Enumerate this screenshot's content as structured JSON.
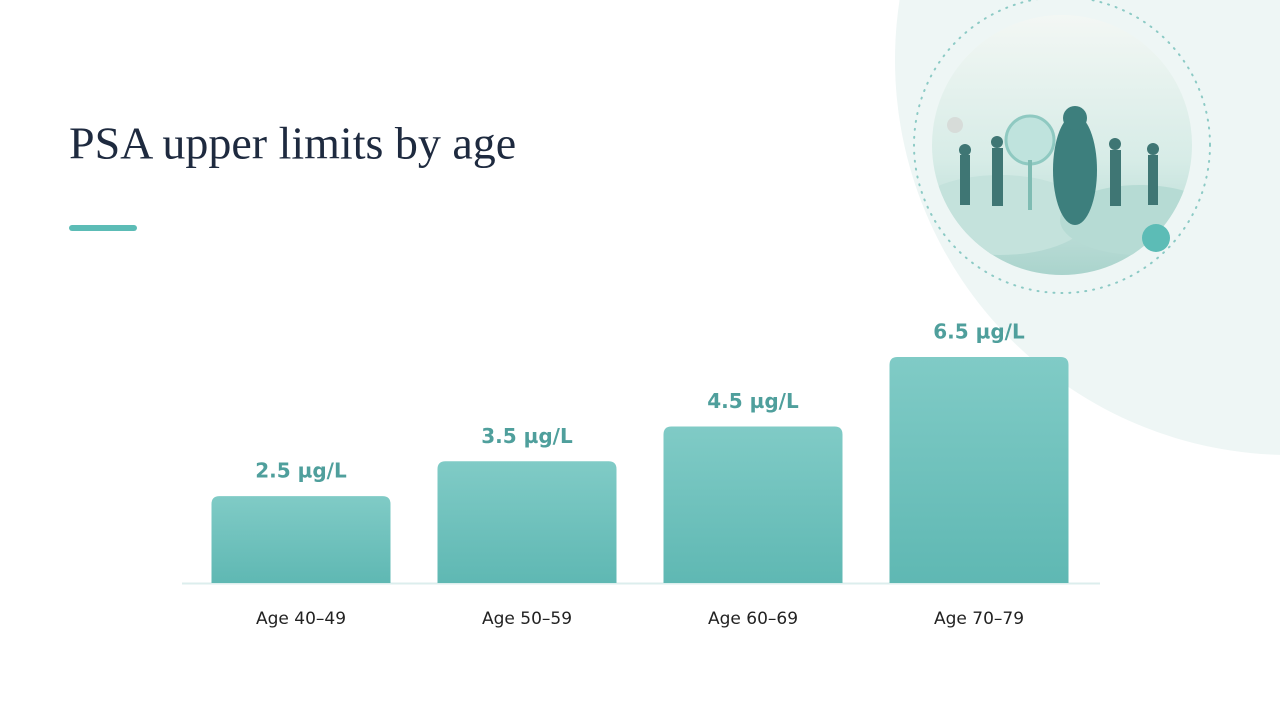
{
  "chart_data": {
    "type": "bar",
    "title": "PSA upper limits by age",
    "categories": [
      "Age 40–49",
      "Age 50–59",
      "Age 60–69",
      "Age 70–79"
    ],
    "values": [
      2.5,
      3.5,
      4.5,
      6.5
    ],
    "value_labels": [
      "2.5 µg/L",
      "3.5 µg/L",
      "4.5 µg/L",
      "6.5 µg/L"
    ],
    "color": "#6cc0bb"
  }
}
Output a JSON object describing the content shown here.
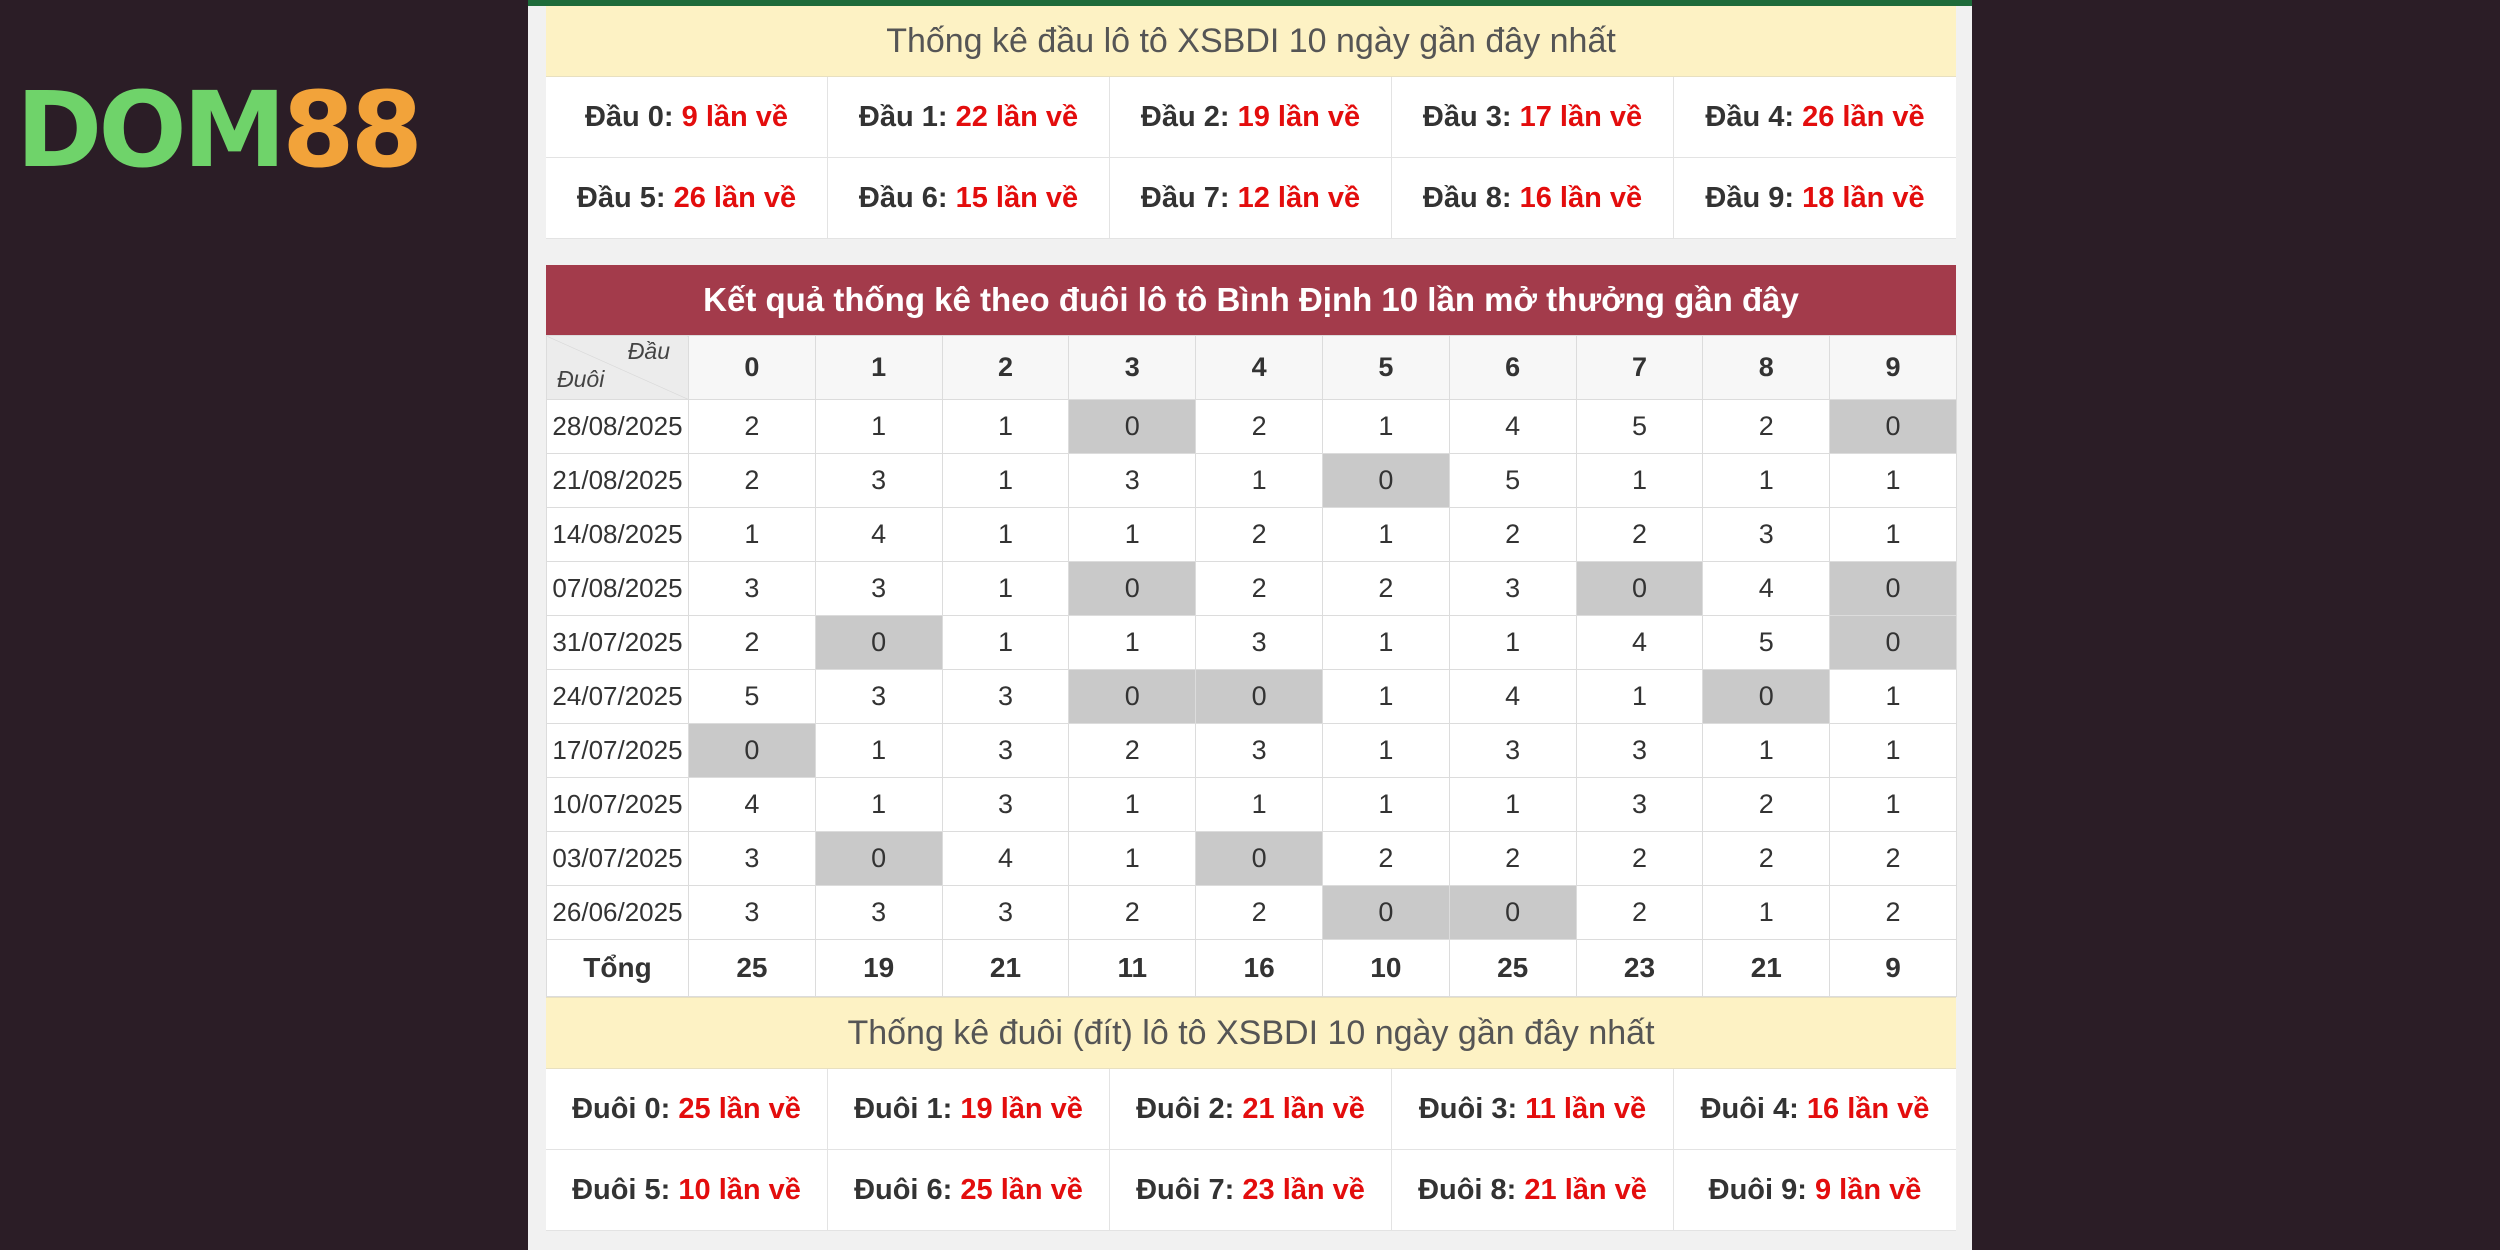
{
  "logo": {
    "text_main": "DOM",
    "text_accent": "88"
  },
  "head_section": {
    "title": "Thống kê đầu lô tô XSBDI 10 ngày gần đây nhất",
    "items": [
      {
        "label": "Đầu 0:",
        "value": "9 lần về"
      },
      {
        "label": "Đầu 1:",
        "value": "22 lần về"
      },
      {
        "label": "Đầu 2:",
        "value": "19 lần về"
      },
      {
        "label": "Đầu 3:",
        "value": "17 lần về"
      },
      {
        "label": "Đầu 4:",
        "value": "26 lần về"
      },
      {
        "label": "Đầu 5:",
        "value": "26 lần về"
      },
      {
        "label": "Đầu 6:",
        "value": "15 lần về"
      },
      {
        "label": "Đầu 7:",
        "value": "12 lần về"
      },
      {
        "label": "Đầu 8:",
        "value": "16 lần về"
      },
      {
        "label": "Đầu 9:",
        "value": "18 lần về"
      }
    ]
  },
  "table": {
    "title": "Kết quả thống kê theo đuôi lô tô Bình Định 10 lần mở thưởng gần đây",
    "corner_top": "Đầu",
    "corner_bottom": "Đuôi",
    "columns": [
      "0",
      "1",
      "2",
      "3",
      "4",
      "5",
      "6",
      "7",
      "8",
      "9"
    ],
    "rows": [
      {
        "date": "28/08/2025",
        "values": [
          2,
          1,
          1,
          0,
          2,
          1,
          4,
          5,
          2,
          0
        ]
      },
      {
        "date": "21/08/2025",
        "values": [
          2,
          3,
          1,
          3,
          1,
          0,
          5,
          1,
          1,
          1
        ]
      },
      {
        "date": "14/08/2025",
        "values": [
          1,
          4,
          1,
          1,
          2,
          1,
          2,
          2,
          3,
          1
        ]
      },
      {
        "date": "07/08/2025",
        "values": [
          3,
          3,
          1,
          0,
          2,
          2,
          3,
          0,
          4,
          0
        ]
      },
      {
        "date": "31/07/2025",
        "values": [
          2,
          0,
          1,
          1,
          3,
          1,
          1,
          4,
          5,
          0
        ]
      },
      {
        "date": "24/07/2025",
        "values": [
          5,
          3,
          3,
          0,
          0,
          1,
          4,
          1,
          0,
          1
        ]
      },
      {
        "date": "17/07/2025",
        "values": [
          0,
          1,
          3,
          2,
          3,
          1,
          3,
          3,
          1,
          1
        ]
      },
      {
        "date": "10/07/2025",
        "values": [
          4,
          1,
          3,
          1,
          1,
          1,
          1,
          3,
          2,
          1
        ]
      },
      {
        "date": "03/07/2025",
        "values": [
          3,
          0,
          4,
          1,
          0,
          2,
          2,
          2,
          2,
          2
        ]
      },
      {
        "date": "26/06/2025",
        "values": [
          3,
          3,
          3,
          2,
          2,
          0,
          0,
          2,
          1,
          2
        ]
      }
    ],
    "total_label": "Tổng",
    "totals": [
      25,
      19,
      21,
      11,
      16,
      10,
      25,
      23,
      21,
      9
    ]
  },
  "tail_section": {
    "title": "Thống kê đuôi (đít) lô tô XSBDI 10 ngày gần đây nhất",
    "items": [
      {
        "label": "Đuôi 0:",
        "value": "25 lần về"
      },
      {
        "label": "Đuôi 1:",
        "value": "19 lần về"
      },
      {
        "label": "Đuôi 2:",
        "value": "21 lần về"
      },
      {
        "label": "Đuôi 3:",
        "value": "11 lần về"
      },
      {
        "label": "Đuôi 4:",
        "value": "16 lần về"
      },
      {
        "label": "Đuôi 5:",
        "value": "10 lần về"
      },
      {
        "label": "Đuôi 6:",
        "value": "25 lần về"
      },
      {
        "label": "Đuôi 7:",
        "value": "23 lần về"
      },
      {
        "label": "Đuôi 8:",
        "value": "21 lần về"
      },
      {
        "label": "Đuôi 9:",
        "value": "9 lần về"
      }
    ]
  },
  "colors": {
    "header_red": "#a33b4b",
    "stat_bar_bg": "#fdf2c4",
    "value_red": "#e30d0d",
    "zero_cell": "#c9c9c9",
    "page_bg": "#2b1d26"
  }
}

***

__What you will do__: Write out all the entries exactly, except for the pictures.

__Task response__:
Enumerate this screenshot's content as structured JSON.
{
  "chart_data": {
    "type": "bar",
    "title": "PSA upper limits by age",
    "categories": [
      "Age 40–49",
      "Age 50–59",
      "Age 60–69",
      "Age 70–79"
    ],
    "values": [
      2.5,
      3.5,
      4.5,
      6.5
    ],
    "value_labels": [
      "2.5 µg/L",
      "3.5 µg/L",
      "4.5 µg/L",
      "6.5 µg/L"
    ],
    "color": "#6cc0bb"
  }
}
Output a JSON object describing the content shown here.
{
  "logo": {
    "text_main": "DOM",
    "text_accent": "88"
  },
  "head_section": {
    "title": "Thống kê đầu lô tô XSBDI 10 ngày gần đây nhất",
    "items": [
      {
        "label": "Đầu 0:",
        "value": "9 lần về"
      },
      {
        "label": "Đầu 1:",
        "value": "22 lần về"
      },
      {
        "label": "Đầu 2:",
        "value": "19 lần về"
      },
      {
        "label": "Đầu 3:",
        "value": "17 lần về"
      },
      {
        "label": "Đầu 4:",
        "value": "26 lần về"
      },
      {
        "label": "Đầu 5:",
        "value": "26 lần về"
      },
      {
        "label": "Đầu 6:",
        "value": "15 lần về"
      },
      {
        "label": "Đầu 7:",
        "value": "12 lần về"
      },
      {
        "label": "Đầu 8:",
        "value": "16 lần về"
      },
      {
        "label": "Đầu 9:",
        "value": "18 lần về"
      }
    ]
  },
  "table": {
    "title": "Kết quả thống kê theo đuôi lô tô Bình Định 10 lần mở thưởng gần đây",
    "corner_top": "Đầu",
    "corner_bottom": "Đuôi",
    "columns": [
      "0",
      "1",
      "2",
      "3",
      "4",
      "5",
      "6",
      "7",
      "8",
      "9"
    ],
    "rows": [
      {
        "date": "28/08/2025",
        "values": [
          2,
          1,
          1,
          0,
          2,
          1,
          4,
          5,
          2,
          0
        ]
      },
      {
        "date": "21/08/2025",
        "values": [
          2,
          3,
          1,
          3,
          1,
          0,
          5,
          1,
          1,
          1
        ]
      },
      {
        "date": "14/08/2025",
        "values": [
          1,
          4,
          1,
          1,
          2,
          1,
          2,
          2,
          3,
          1
        ]
      },
      {
        "date": "07/08/2025",
        "values": [
          3,
          3,
          1,
          0,
          2,
          2,
          3,
          0,
          4,
          0
        ]
      },
      {
        "date": "31/07/2025",
        "values": [
          2,
          0,
          1,
          1,
          3,
          1,
          1,
          4,
          5,
          0
        ]
      },
      {
        "date": "24/07/2025",
        "values": [
          5,
          3,
          3,
          0,
          0,
          1,
          4,
          1,
          0,
          1
        ]
      },
      {
        "date": "17/07/2025",
        "values": [
          0,
          1,
          3,
          2,
          3,
          1,
          3,
          3,
          1,
          1
        ]
      },
      {
        "date": "10/07/2025",
        "values": [
          4,
          1,
          3,
          1,
          1,
          1,
          1,
          3,
          2,
          1
        ]
      },
      {
        "date": "03/07/2025",
        "values": [
          3,
          0,
          4,
          1,
          0,
          2,
          2,
          2,
          2,
          2
        ]
      },
      {
        "date": "26/06/2025",
        "values": [
          3,
          3,
          3,
          2,
          2,
          0,
          0,
          2,
          1,
          2
        ]
      }
    ],
    "total_label": "Tổng",
    "totals": [
      25,
      19,
      21,
      11,
      16,
      10,
      25,
      23,
      21,
      9
    ]
  },
  "tail_section": {
    "title": "Thống kê đuôi (đít) lô tô XSBDI 10 ngày gần đây nhất",
    "items": [
      {
        "label": "Đuôi 0:",
        "value": "25 lần về"
      },
      {
        "label": "Đuôi 1:",
        "value": "19 lần về"
      },
      {
        "label": "Đuôi 2:",
        "value": "21 lần về"
      },
      {
        "label": "Đuôi 3:",
        "value": "11 lần về"
      },
      {
        "label": "Đuôi 4:",
        "value": "16 lần về"
      },
      {
        "label": "Đuôi 5:",
        "value": "10 lần về"
      },
      {
        "label": "Đuôi 6:",
        "value": "25 lần về"
      },
      {
        "label": "Đuôi 7:",
        "value": "23 lần về"
      },
      {
        "label": "Đuôi 8:",
        "value": "21 lần về"
      },
      {
        "label": "Đuôi 9:",
        "value": "9 lần về"
      }
    ]
  },
  "colors": {
    "header_red": "#a33b4b",
    "stat_bar_bg": "#fdf2c4",
    "value_red": "#e30d0d",
    "zero_cell": "#c9c9c9",
    "page_bg": "#2b1d26"
  }
}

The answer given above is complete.